__Available records__.
-----
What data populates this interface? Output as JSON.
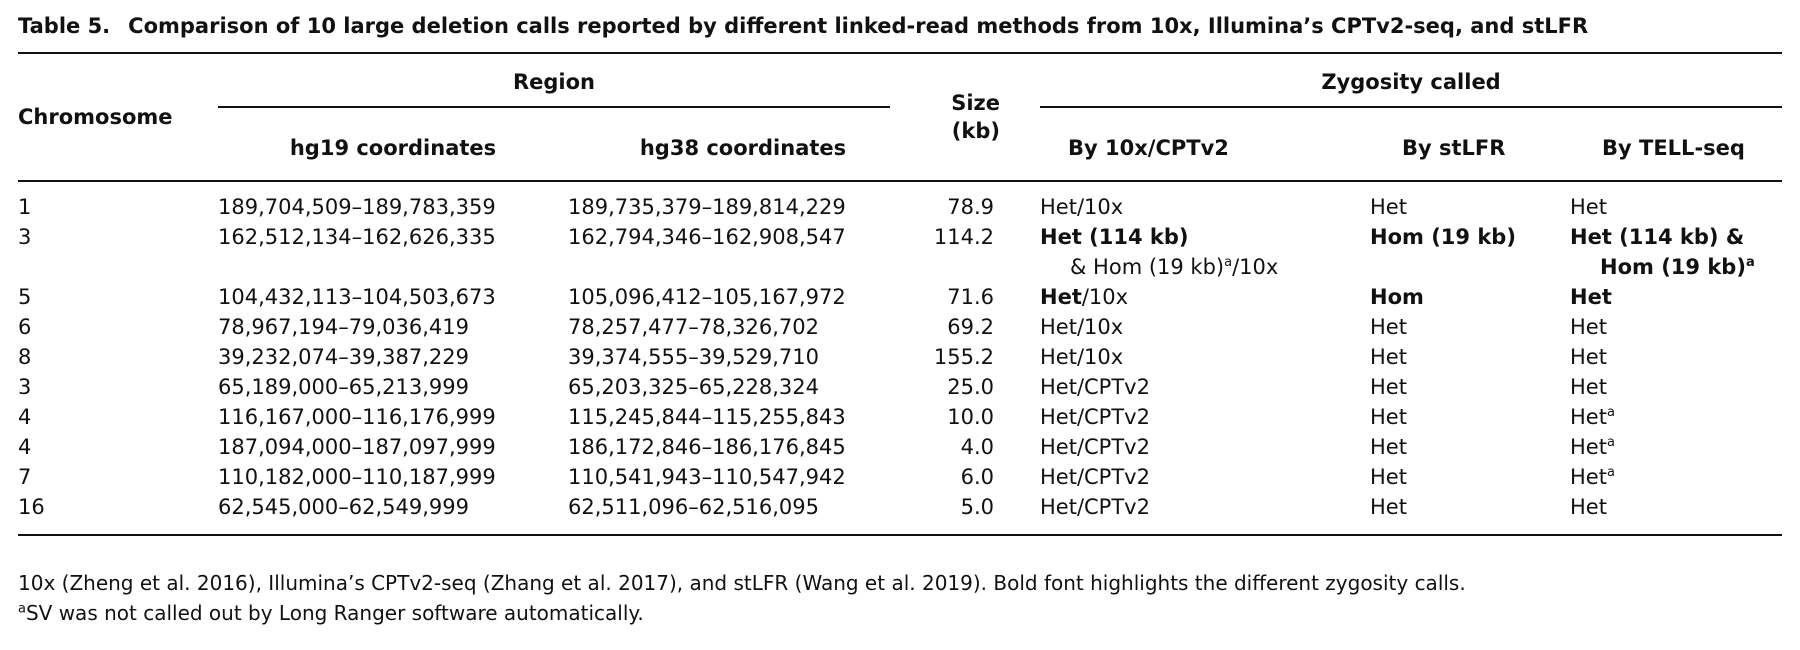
{
  "caption": {
    "label": "Table 5.",
    "text": "Comparison of 10 large deletion calls reported by different linked-read methods from 10x, Illumina’s CPTv2-seq, and stLFR"
  },
  "table": {
    "groups": {
      "region": "Region",
      "size": "Size (kb)",
      "zygosity": "Zygosity called"
    },
    "columns": [
      "Chromosome",
      "hg19 coordinates",
      "hg38 coordinates",
      "By 10x/CPTv2",
      "By stLFR",
      "By TELL-seq"
    ],
    "rows": [
      [
        [
          {
            "text": "1"
          }
        ],
        [
          {
            "text": "189,704,509–189,783,359"
          }
        ],
        [
          {
            "text": "189,735,379–189,814,229"
          }
        ],
        [
          {
            "text": "78.9"
          }
        ],
        [
          {
            "text": "Het/10x"
          }
        ],
        [
          {
            "text": "Het"
          }
        ],
        [
          {
            "text": "Het"
          }
        ]
      ],
      [
        [
          {
            "text": "3"
          }
        ],
        [
          {
            "text": "162,512,134–162,626,335"
          }
        ],
        [
          {
            "text": "162,794,346–162,908,547"
          }
        ],
        [
          {
            "text": "114.2"
          }
        ],
        [
          {
            "text": "Het (114 kb)",
            "bold": true
          },
          {
            "text": "& Hom (19 kb)",
            "br": true
          },
          {
            "text": "a",
            "sup": true
          },
          {
            "text": "/10x"
          }
        ],
        [
          {
            "text": "Hom (19 kb)",
            "bold": true
          }
        ],
        [
          {
            "text": "Het (114 kb) &",
            "bold": true
          },
          {
            "text": "Hom (19 kb)",
            "bold": true,
            "br": true
          },
          {
            "text": "a",
            "sup": true
          }
        ]
      ],
      [
        [
          {
            "text": "5"
          }
        ],
        [
          {
            "text": "104,432,113–104,503,673"
          }
        ],
        [
          {
            "text": "105,096,412–105,167,972"
          }
        ],
        [
          {
            "text": "71.6"
          }
        ],
        [
          {
            "text": "Het",
            "bold": true
          },
          {
            "text": "/10x"
          }
        ],
        [
          {
            "text": "Hom",
            "bold": true
          }
        ],
        [
          {
            "text": "Het",
            "bold": true
          }
        ]
      ],
      [
        [
          {
            "text": "6"
          }
        ],
        [
          {
            "text": "78,967,194–79,036,419"
          }
        ],
        [
          {
            "text": "78,257,477–78,326,702"
          }
        ],
        [
          {
            "text": "69.2"
          }
        ],
        [
          {
            "text": "Het/10x"
          }
        ],
        [
          {
            "text": "Het"
          }
        ],
        [
          {
            "text": "Het"
          }
        ]
      ],
      [
        [
          {
            "text": "8"
          }
        ],
        [
          {
            "text": "39,232,074–39,387,229"
          }
        ],
        [
          {
            "text": "39,374,555–39,529,710"
          }
        ],
        [
          {
            "text": "155.2"
          }
        ],
        [
          {
            "text": "Het/10x"
          }
        ],
        [
          {
            "text": "Het"
          }
        ],
        [
          {
            "text": "Het"
          }
        ]
      ],
      [
        [
          {
            "text": "3"
          }
        ],
        [
          {
            "text": "65,189,000–65,213,999"
          }
        ],
        [
          {
            "text": "65,203,325–65,228,324"
          }
        ],
        [
          {
            "text": "25.0"
          }
        ],
        [
          {
            "text": "Het/CPTv2"
          }
        ],
        [
          {
            "text": "Het"
          }
        ],
        [
          {
            "text": "Het"
          }
        ]
      ],
      [
        [
          {
            "text": "4"
          }
        ],
        [
          {
            "text": "116,167,000–116,176,999"
          }
        ],
        [
          {
            "text": "115,245,844–115,255,843"
          }
        ],
        [
          {
            "text": "10.0"
          }
        ],
        [
          {
            "text": "Het/CPTv2"
          }
        ],
        [
          {
            "text": "Het"
          }
        ],
        [
          {
            "text": "Het"
          },
          {
            "text": "a",
            "sup": true
          }
        ]
      ],
      [
        [
          {
            "text": "4"
          }
        ],
        [
          {
            "text": "187,094,000–187,097,999"
          }
        ],
        [
          {
            "text": "186,172,846–186,176,845"
          }
        ],
        [
          {
            "text": "4.0"
          }
        ],
        [
          {
            "text": "Het/CPTv2"
          }
        ],
        [
          {
            "text": "Het"
          }
        ],
        [
          {
            "text": "Het"
          },
          {
            "text": "a",
            "sup": true
          }
        ]
      ],
      [
        [
          {
            "text": "7"
          }
        ],
        [
          {
            "text": "110,182,000–110,187,999"
          }
        ],
        [
          {
            "text": "110,541,943–110,547,942"
          }
        ],
        [
          {
            "text": "6.0"
          }
        ],
        [
          {
            "text": "Het/CPTv2"
          }
        ],
        [
          {
            "text": "Het"
          }
        ],
        [
          {
            "text": "Het"
          },
          {
            "text": "a",
            "sup": true
          }
        ]
      ],
      [
        [
          {
            "text": "16"
          }
        ],
        [
          {
            "text": "62,545,000–62,549,999"
          }
        ],
        [
          {
            "text": "62,511,096–62,516,095"
          }
        ],
        [
          {
            "text": "5.0"
          }
        ],
        [
          {
            "text": "Het/CPTv2"
          }
        ],
        [
          {
            "text": "Het"
          }
        ],
        [
          {
            "text": "Het"
          }
        ]
      ]
    ]
  },
  "notes": [
    [
      {
        "text": "10x (Zheng et al. 2016), Illumina’s CPTv2-seq (Zhang et al. 2017), and stLFR (Wang et al. 2019). Bold font highlights the different zygosity calls."
      }
    ],
    [
      {
        "text": "a",
        "sup": true
      },
      {
        "text": "SV was not called out by Long Ranger software automatically."
      }
    ]
  ]
}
-----
__Your instructions__. Return each line of the data that contains the string "stLFR".

__Finished answer__.
    "text": "Comparison of 10 large deletion calls reported by different linked-read methods from 10x, Illumina’s CPTv2-seq, and stLFR"
      "By stLFR",
        "text": "10x (Zheng et al. 2016), Illumina’s CPTv2-seq (Zhang et al. 2017), and stLFR (Wang et al. 2019). Bold font highlights the different zygosity calls."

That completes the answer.